> [Record excerpts]
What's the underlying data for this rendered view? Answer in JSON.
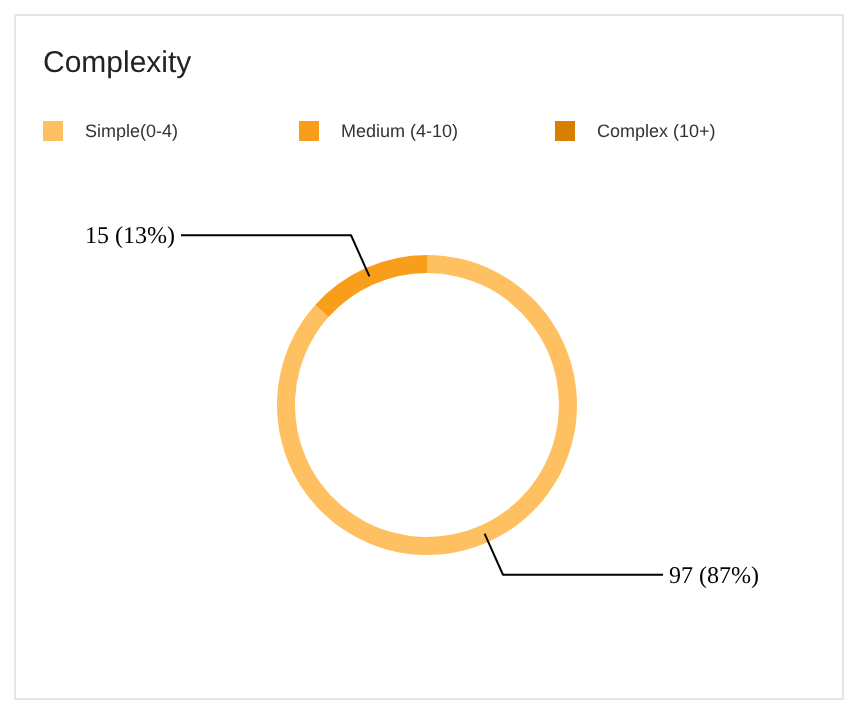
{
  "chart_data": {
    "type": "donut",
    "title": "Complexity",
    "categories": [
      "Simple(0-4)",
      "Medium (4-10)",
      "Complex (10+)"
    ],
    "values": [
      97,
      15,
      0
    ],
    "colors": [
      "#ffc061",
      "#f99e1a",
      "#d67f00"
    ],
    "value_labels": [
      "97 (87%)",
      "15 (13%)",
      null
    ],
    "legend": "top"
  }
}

> [Exercise description]
All of the lines above should be printed exactly, minus the pictures.

> [Response to this task]
What's the underlying data for this rendered view? Answer in JSON.
{
  "chart_data": {
    "type": "donut",
    "title": "Complexity",
    "categories": [
      "Simple(0-4)",
      "Medium (4-10)",
      "Complex (10+)"
    ],
    "values": [
      97,
      15,
      0
    ],
    "colors": [
      "#ffc061",
      "#f99e1a",
      "#d67f00"
    ],
    "value_labels": [
      "97 (87%)",
      "15 (13%)",
      null
    ],
    "legend": "top"
  }
}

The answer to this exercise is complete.